__The exercise__
In the entries that follow, how many lines hold the string "card"? Give only that number.

__Material for the task__
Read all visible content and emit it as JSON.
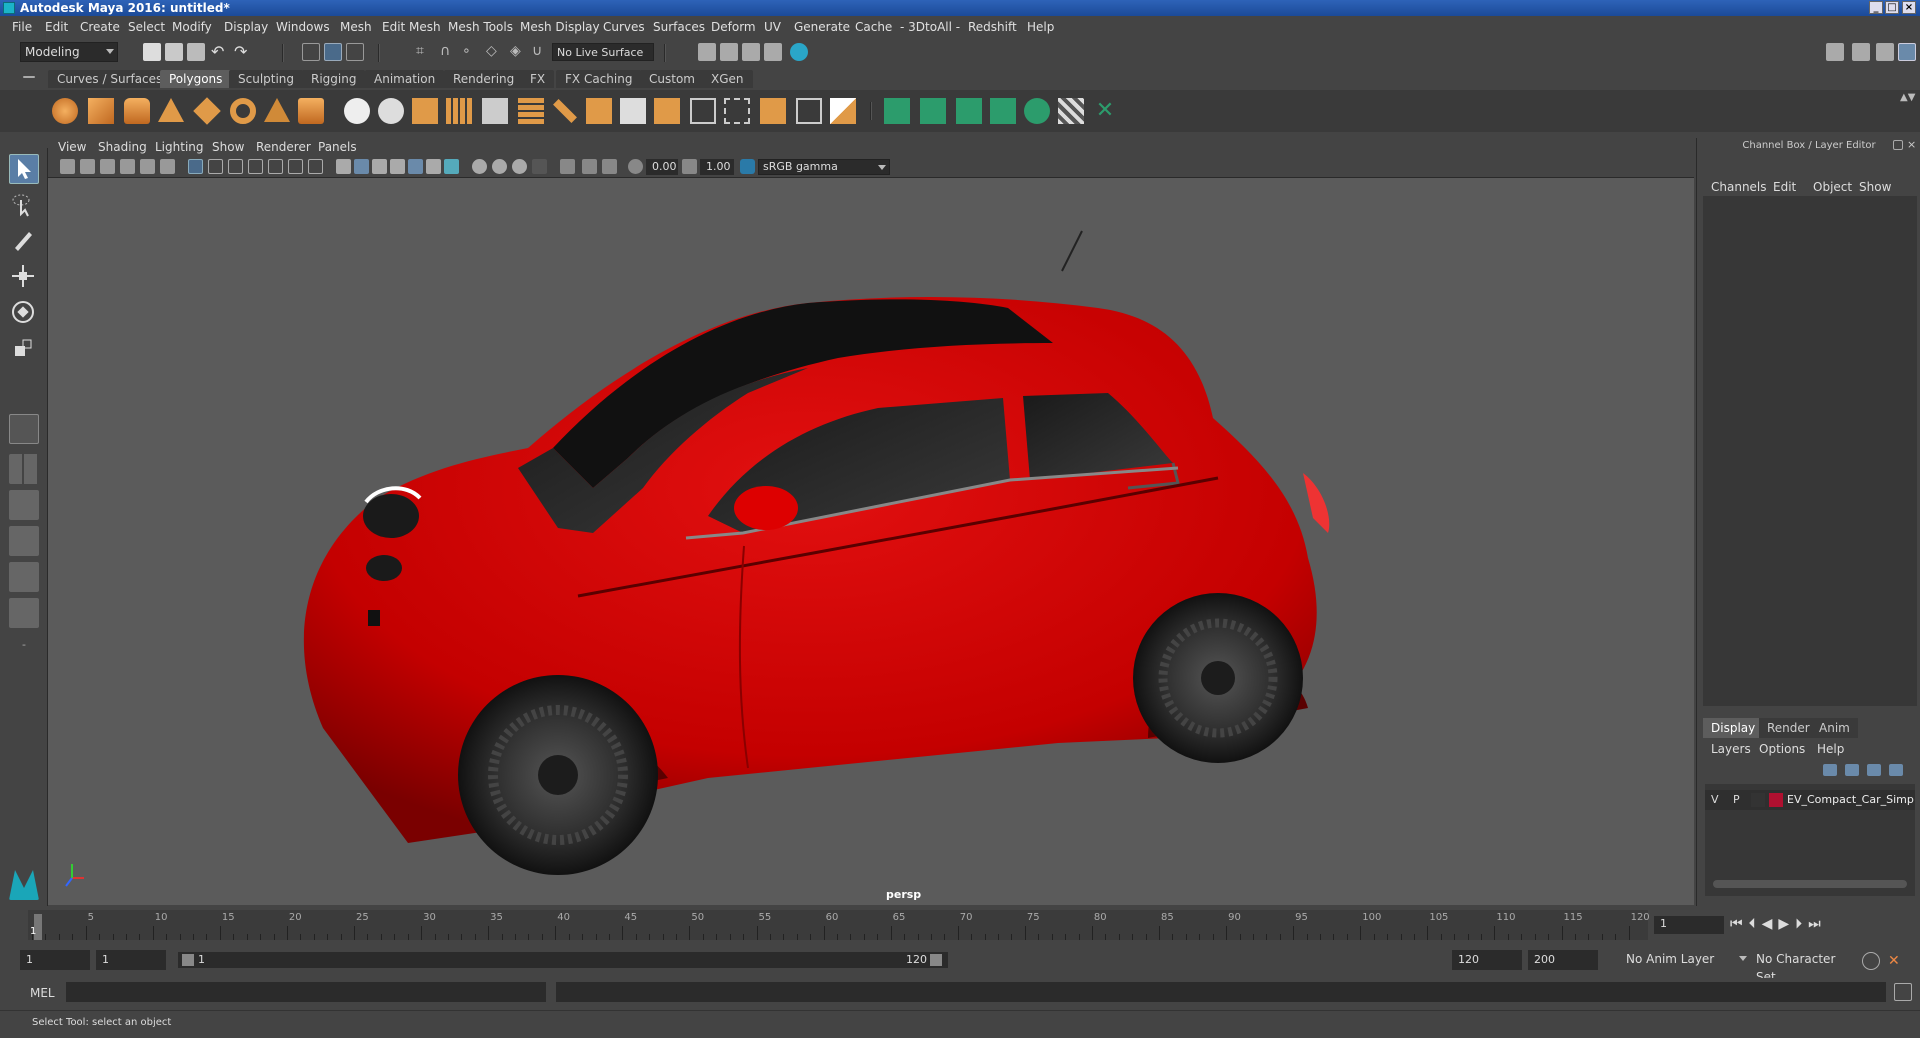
{
  "window": {
    "title": "Autodesk Maya 2016: untitled*"
  },
  "menu": [
    "File",
    "Edit",
    "Create",
    "Select",
    "Modify",
    "Display",
    "Windows",
    "Mesh",
    "Edit Mesh",
    "Mesh Tools",
    "Mesh Display",
    "Curves",
    "Surfaces",
    "Deform",
    "UV",
    "Generate",
    "Cache",
    "- 3DtoAll -",
    "Redshift",
    "Help"
  ],
  "status": {
    "menuset": "Modeling",
    "live_surface": "No Live Surface"
  },
  "shelf": {
    "tabs": [
      "Curves / Surfaces",
      "Polygons",
      "Sculpting",
      "Rigging",
      "Animation",
      "Rendering",
      "FX",
      "FX Caching",
      "Custom",
      "XGen"
    ],
    "active": "Polygons"
  },
  "viewport": {
    "menu": [
      "View",
      "Shading",
      "Lighting",
      "Show",
      "Renderer",
      "Panels"
    ],
    "exposure": "0.00",
    "gamma": "1.00",
    "colorspace": "sRGB gamma",
    "camera": "persp"
  },
  "channelbox": {
    "title": "Channel Box / Layer Editor",
    "menu": [
      "Channels",
      "Edit",
      "Object",
      "Show"
    ]
  },
  "layers": {
    "tabs": [
      "Display",
      "Render",
      "Anim"
    ],
    "active": "Display",
    "menu": [
      "Layers",
      "Options",
      "Help"
    ],
    "row": {
      "v": "V",
      "p": "P",
      "name": "EV_Compact_Car_Simp",
      "color": "#b01030"
    }
  },
  "timeline": {
    "ticks": [
      "5",
      "10",
      "15",
      "20",
      "25",
      "30",
      "35",
      "40",
      "45",
      "50",
      "55",
      "60",
      "65",
      "70",
      "75",
      "80",
      "85",
      "90",
      "95",
      "100",
      "105",
      "110",
      "115",
      "120"
    ],
    "start_label": "1",
    "current": "1"
  },
  "range": {
    "start": "1",
    "playback_start": "1",
    "slider_start": "1",
    "slider_end": "120",
    "playback_end": "120",
    "end": "200",
    "anim_layer": "No Anim Layer",
    "char_set": "No Character Set"
  },
  "cmd": {
    "label": "MEL"
  },
  "help": {
    "text": "Select Tool: select an object"
  }
}
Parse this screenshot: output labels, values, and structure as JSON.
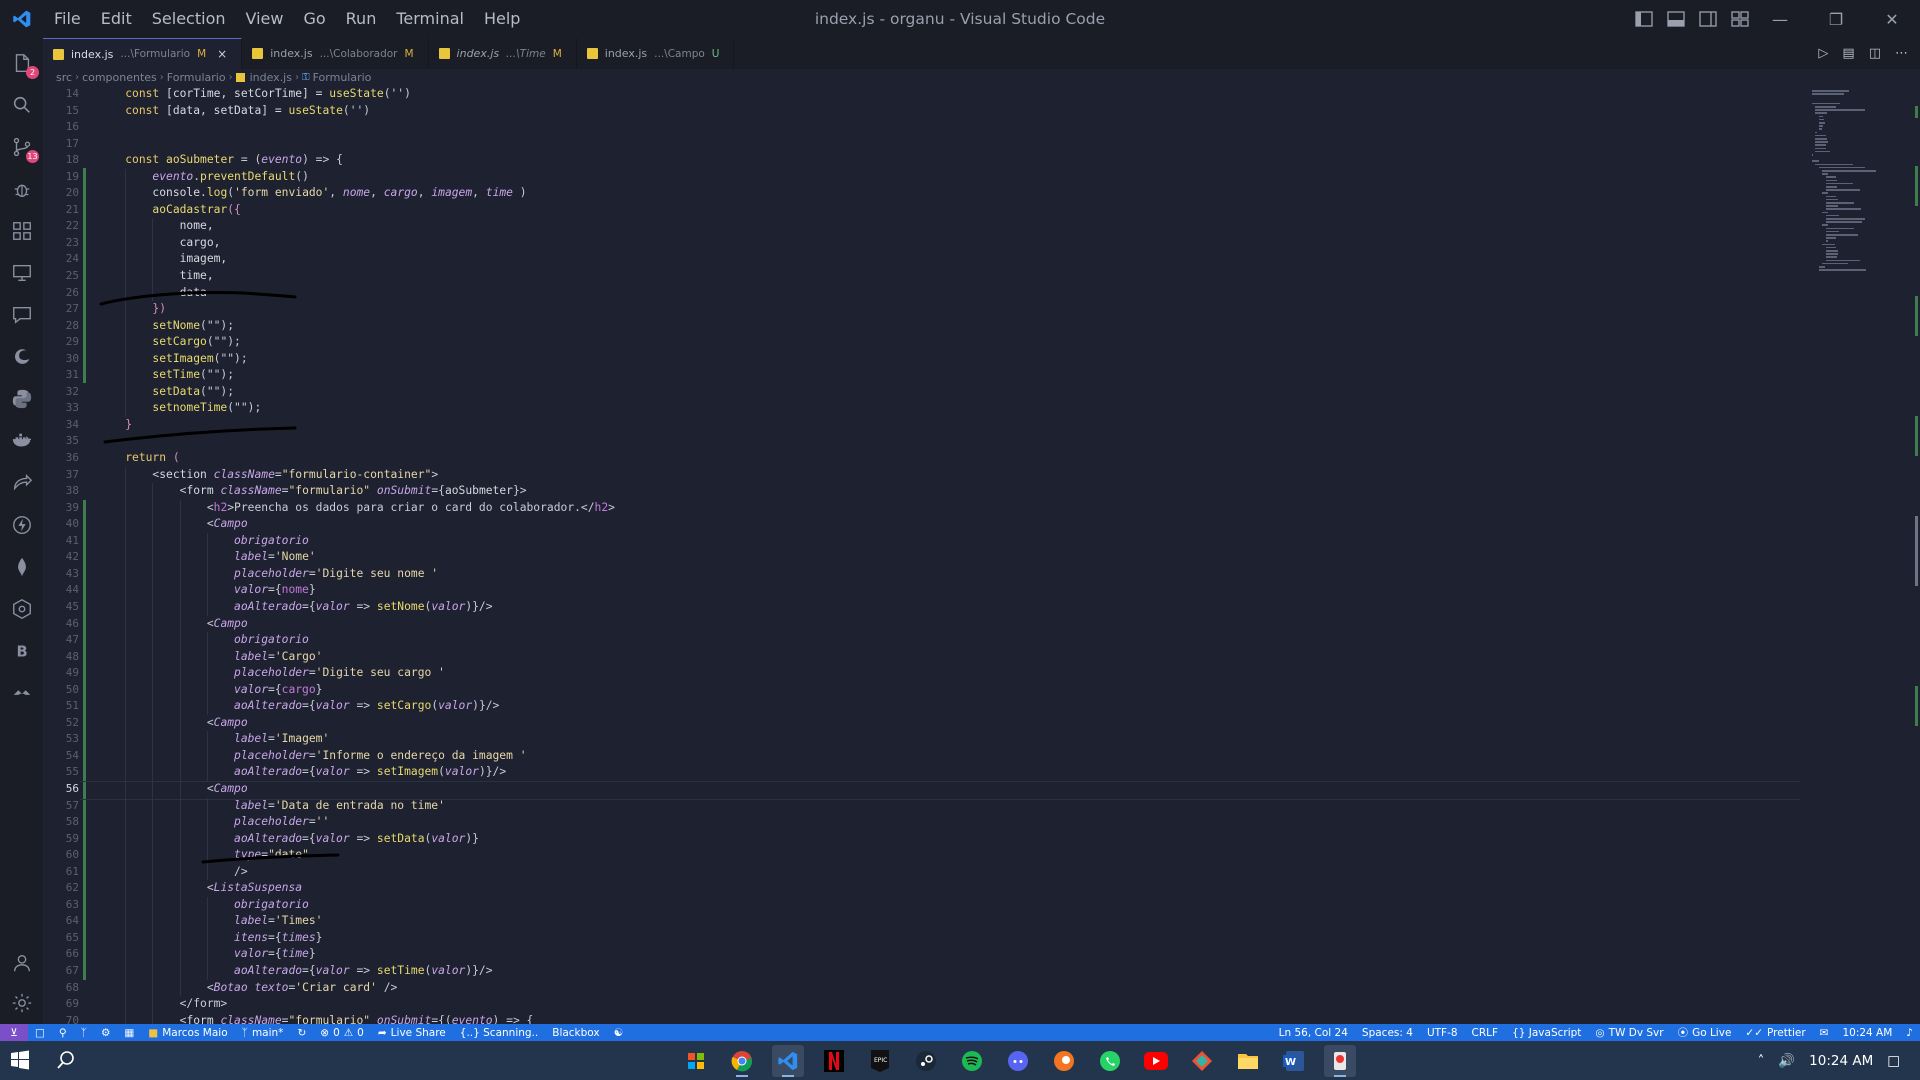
{
  "window": {
    "title": "index.js - organu - Visual Studio Code"
  },
  "menu": [
    "File",
    "Edit",
    "Selection",
    "View",
    "Go",
    "Run",
    "Terminal",
    "Help"
  ],
  "activity_badges": {
    "explorer": "2",
    "scm": "13"
  },
  "tabs": [
    {
      "name": "index.js",
      "path": "...\\Formulario",
      "status": "M",
      "active": true,
      "italic": false,
      "close": "×"
    },
    {
      "name": "index.js",
      "path": "...\\Colaborador",
      "status": "M",
      "active": false,
      "italic": false,
      "close": ""
    },
    {
      "name": "index.js",
      "path": "...\\Time",
      "status": "M",
      "active": false,
      "italic": true,
      "close": ""
    },
    {
      "name": "index.js",
      "path": "...\\Campo",
      "status": "U",
      "active": false,
      "italic": false,
      "close": ""
    }
  ],
  "breadcrumb": [
    "src",
    "componentes",
    "Formulario",
    "index.js",
    "Formulario"
  ],
  "editor": {
    "first_line": 14,
    "current_line": 56,
    "lines": [
      [
        [
          "    ",
          "p"
        ],
        [
          "const ",
          "kw"
        ],
        [
          "[corTime, setCorTime] = ",
          "v"
        ],
        [
          "useState",
          "fn"
        ],
        [
          "('')",
          "p"
        ]
      ],
      [
        [
          "    ",
          "p"
        ],
        [
          "const ",
          "kw"
        ],
        [
          "[data, setData] = ",
          "v"
        ],
        [
          "useState",
          "fn"
        ],
        [
          "('')",
          "p"
        ]
      ],
      [],
      [],
      [
        [
          "    ",
          "p"
        ],
        [
          "const ",
          "kw"
        ],
        [
          "aoSubmeter",
          "fn"
        ],
        [
          " = (",
          "p"
        ],
        [
          "evento",
          "it"
        ],
        [
          ") => {",
          "p"
        ]
      ],
      [
        [
          "        ",
          "p"
        ],
        [
          "evento",
          "it"
        ],
        [
          ".",
          "p"
        ],
        [
          "preventDefault",
          "fn"
        ],
        [
          "()",
          "p"
        ]
      ],
      [
        [
          "        ",
          "p"
        ],
        [
          "console",
          "v"
        ],
        [
          ".",
          "p"
        ],
        [
          "log",
          "fn"
        ],
        [
          "(",
          "p"
        ],
        [
          "'form enviado'",
          "str"
        ],
        [
          ", ",
          "p"
        ],
        [
          "nome",
          "it"
        ],
        [
          ", ",
          "p"
        ],
        [
          "cargo",
          "it"
        ],
        [
          ", ",
          "p"
        ],
        [
          "imagem",
          "it"
        ],
        [
          ", ",
          "p"
        ],
        [
          "time",
          "it"
        ],
        [
          " )",
          "p"
        ]
      ],
      [
        [
          "        ",
          "p"
        ],
        [
          "aoCadastrar",
          "fn"
        ],
        [
          "({",
          "br"
        ]
      ],
      [
        [
          "            ",
          "p"
        ],
        [
          "nome,",
          "v"
        ]
      ],
      [
        [
          "            ",
          "p"
        ],
        [
          "cargo,",
          "v"
        ]
      ],
      [
        [
          "            ",
          "p"
        ],
        [
          "imagem,",
          "v"
        ]
      ],
      [
        [
          "            ",
          "p"
        ],
        [
          "time,",
          "v"
        ]
      ],
      [
        [
          "            ",
          "p"
        ],
        [
          "data",
          "v"
        ]
      ],
      [
        [
          "        ",
          "p"
        ],
        [
          "})",
          "br"
        ]
      ],
      [
        [
          "        ",
          "p"
        ],
        [
          "setNome",
          "fn"
        ],
        [
          "(\"\");",
          "p"
        ]
      ],
      [
        [
          "        ",
          "p"
        ],
        [
          "setCargo",
          "fn"
        ],
        [
          "(\"\");",
          "p"
        ]
      ],
      [
        [
          "        ",
          "p"
        ],
        [
          "setImagem",
          "fn"
        ],
        [
          "(\"\");",
          "p"
        ]
      ],
      [
        [
          "        ",
          "p"
        ],
        [
          "setTime",
          "fn"
        ],
        [
          "(\"\");",
          "p"
        ]
      ],
      [
        [
          "        ",
          "p"
        ],
        [
          "setData",
          "fn"
        ],
        [
          "(\"\");",
          "p"
        ]
      ],
      [
        [
          "        ",
          "p"
        ],
        [
          "setnomeTime",
          "fn"
        ],
        [
          "(\"\");",
          "p"
        ]
      ],
      [
        [
          "    ",
          "p"
        ],
        [
          "}",
          "br"
        ]
      ],
      [],
      [
        [
          "    ",
          "p"
        ],
        [
          "return ",
          "kw"
        ],
        [
          "(",
          "br"
        ]
      ],
      [
        [
          "        ",
          "p"
        ],
        [
          "<",
          "p"
        ],
        [
          "section ",
          "v"
        ],
        [
          "className",
          "attr"
        ],
        [
          "=",
          "p"
        ],
        [
          "\"formulario-container\"",
          "str"
        ],
        [
          ">",
          "p"
        ]
      ],
      [
        [
          "            ",
          "p"
        ],
        [
          "<",
          "p"
        ],
        [
          "form ",
          "v"
        ],
        [
          "className",
          "attr"
        ],
        [
          "=",
          "p"
        ],
        [
          "\"formulario\" ",
          "str"
        ],
        [
          "onSubmit",
          "attr"
        ],
        [
          "={",
          "p"
        ],
        [
          "aoSubmeter",
          "v"
        ],
        [
          "}>",
          "p"
        ]
      ],
      [
        [
          "                ",
          "p"
        ],
        [
          "<",
          "p"
        ],
        [
          "h2",
          "pl"
        ],
        [
          ">Preencha os dados para criar o card do colaborador.</",
          "p"
        ],
        [
          "h2",
          "pl"
        ],
        [
          ">",
          "p"
        ]
      ],
      [
        [
          "                ",
          "p"
        ],
        [
          "<",
          "p"
        ],
        [
          "Campo",
          "tag"
        ]
      ],
      [
        [
          "                    ",
          "p"
        ],
        [
          "obrigatorio",
          "attr"
        ]
      ],
      [
        [
          "                    ",
          "p"
        ],
        [
          "label",
          "attr"
        ],
        [
          "=",
          "p"
        ],
        [
          "'Nome'",
          "str"
        ]
      ],
      [
        [
          "                    ",
          "p"
        ],
        [
          "placeholder",
          "attr"
        ],
        [
          "=",
          "p"
        ],
        [
          "'Digite seu nome '",
          "str"
        ]
      ],
      [
        [
          "                    ",
          "p"
        ],
        [
          "valor",
          "attr"
        ],
        [
          "={",
          "p"
        ],
        [
          "nome",
          "pl"
        ],
        [
          "}",
          "p"
        ]
      ],
      [
        [
          "                    ",
          "p"
        ],
        [
          "aoAlterado",
          "attr"
        ],
        [
          "={",
          "p"
        ],
        [
          "valor",
          "it"
        ],
        [
          " => ",
          "p"
        ],
        [
          "setNome",
          "fn"
        ],
        [
          "(",
          "p"
        ],
        [
          "valor",
          "it"
        ],
        [
          ")}/>",
          "p"
        ]
      ],
      [
        [
          "                ",
          "p"
        ],
        [
          "<",
          "p"
        ],
        [
          "Campo",
          "tag"
        ]
      ],
      [
        [
          "                    ",
          "p"
        ],
        [
          "obrigatorio",
          "attr"
        ]
      ],
      [
        [
          "                    ",
          "p"
        ],
        [
          "label",
          "attr"
        ],
        [
          "=",
          "p"
        ],
        [
          "'Cargo'",
          "str"
        ]
      ],
      [
        [
          "                    ",
          "p"
        ],
        [
          "placeholder",
          "attr"
        ],
        [
          "=",
          "p"
        ],
        [
          "'Digite seu cargo '",
          "str"
        ]
      ],
      [
        [
          "                    ",
          "p"
        ],
        [
          "valor",
          "attr"
        ],
        [
          "={",
          "p"
        ],
        [
          "cargo",
          "pl"
        ],
        [
          "}",
          "p"
        ]
      ],
      [
        [
          "                    ",
          "p"
        ],
        [
          "aoAlterado",
          "attr"
        ],
        [
          "={",
          "p"
        ],
        [
          "valor",
          "it"
        ],
        [
          " => ",
          "p"
        ],
        [
          "setCargo",
          "fn"
        ],
        [
          "(",
          "p"
        ],
        [
          "valor",
          "it"
        ],
        [
          ")}/>",
          "p"
        ]
      ],
      [
        [
          "                ",
          "p"
        ],
        [
          "<",
          "p"
        ],
        [
          "Campo",
          "tag"
        ]
      ],
      [
        [
          "                    ",
          "p"
        ],
        [
          "label",
          "attr"
        ],
        [
          "=",
          "p"
        ],
        [
          "'Imagem'",
          "str"
        ]
      ],
      [
        [
          "                    ",
          "p"
        ],
        [
          "placeholder",
          "attr"
        ],
        [
          "=",
          "p"
        ],
        [
          "'Informe o endereço da imagem '",
          "str"
        ]
      ],
      [
        [
          "                    ",
          "p"
        ],
        [
          "aoAlterado",
          "attr"
        ],
        [
          "={",
          "p"
        ],
        [
          "valor",
          "it"
        ],
        [
          " => ",
          "p"
        ],
        [
          "setImagem",
          "fn"
        ],
        [
          "(",
          "p"
        ],
        [
          "valor",
          "it"
        ],
        [
          ")}/>",
          "p"
        ]
      ],
      [
        [
          "                ",
          "p"
        ],
        [
          "<",
          "p"
        ],
        [
          "Campo",
          "tag"
        ]
      ],
      [
        [
          "                    ",
          "p"
        ],
        [
          "label",
          "attr"
        ],
        [
          "=",
          "p"
        ],
        [
          "'Data de entrada no time'",
          "str"
        ]
      ],
      [
        [
          "                    ",
          "p"
        ],
        [
          "placeholder",
          "attr"
        ],
        [
          "=",
          "p"
        ],
        [
          "''",
          "str"
        ]
      ],
      [
        [
          "                    ",
          "p"
        ],
        [
          "aoAlterado",
          "attr"
        ],
        [
          "={",
          "p"
        ],
        [
          "valor",
          "it"
        ],
        [
          " => ",
          "p"
        ],
        [
          "setData",
          "fn"
        ],
        [
          "(",
          "p"
        ],
        [
          "valor",
          "it"
        ],
        [
          ")}",
          "p"
        ]
      ],
      [
        [
          "                    ",
          "p"
        ],
        [
          "type",
          "attr"
        ],
        [
          "=",
          "p"
        ],
        [
          "\"date\"",
          "str"
        ]
      ],
      [
        [
          "                    ",
          "p"
        ],
        [
          "/>",
          "p"
        ]
      ],
      [
        [
          "                ",
          "p"
        ],
        [
          "<",
          "p"
        ],
        [
          "ListaSuspensa",
          "tag"
        ]
      ],
      [
        [
          "                    ",
          "p"
        ],
        [
          "obrigatorio",
          "attr"
        ]
      ],
      [
        [
          "                    ",
          "p"
        ],
        [
          "label",
          "attr"
        ],
        [
          "=",
          "p"
        ],
        [
          "'Times'",
          "str"
        ]
      ],
      [
        [
          "                    ",
          "p"
        ],
        [
          "itens",
          "attr"
        ],
        [
          "={",
          "p"
        ],
        [
          "times",
          "it"
        ],
        [
          "}",
          "p"
        ]
      ],
      [
        [
          "                    ",
          "p"
        ],
        [
          "valor",
          "attr"
        ],
        [
          "={",
          "p"
        ],
        [
          "time",
          "it"
        ],
        [
          "}",
          "p"
        ]
      ],
      [
        [
          "                    ",
          "p"
        ],
        [
          "aoAlterado",
          "attr"
        ],
        [
          "={",
          "p"
        ],
        [
          "valor",
          "it"
        ],
        [
          " => ",
          "p"
        ],
        [
          "setTime",
          "fn"
        ],
        [
          "(",
          "p"
        ],
        [
          "valor",
          "it"
        ],
        [
          ")}/>",
          "p"
        ]
      ],
      [
        [
          "                ",
          "p"
        ],
        [
          "<",
          "p"
        ],
        [
          "Botao ",
          "tag"
        ],
        [
          "texto",
          "attr"
        ],
        [
          "=",
          "p"
        ],
        [
          "'Criar card'",
          "str"
        ],
        [
          " />",
          "p"
        ]
      ],
      [
        [
          "            ",
          "p"
        ],
        [
          "</form>",
          "p"
        ]
      ],
      [
        [
          "            ",
          "p"
        ],
        [
          "<",
          "p"
        ],
        [
          "form ",
          "v"
        ],
        [
          "className",
          "attr"
        ],
        [
          "=",
          "p"
        ],
        [
          "\"formulario\" ",
          "str"
        ],
        [
          "onSubmit",
          "attr"
        ],
        [
          "={(",
          "p"
        ],
        [
          "evento",
          "it"
        ],
        [
          ") => {",
          "p"
        ]
      ]
    ]
  },
  "status_left": [
    "Marcos Maio",
    "main*",
    "0",
    "0",
    "Live Share",
    "{..} Scanning..",
    "Blackbox"
  ],
  "status_right": [
    "Ln 56, Col 24",
    "Spaces: 4",
    "UTF-8",
    "CRLF",
    "{} JavaScript",
    "TW Dv Svr",
    "Go Live",
    "Prettier",
    "10:24 AM"
  ],
  "taskbar": {
    "clock": "10:24 AM"
  },
  "colors": {
    "statusbar": "#1f6fe0",
    "editor_bg": "#1e2130",
    "taskbar": "#23344d"
  }
}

__Exercise response__
2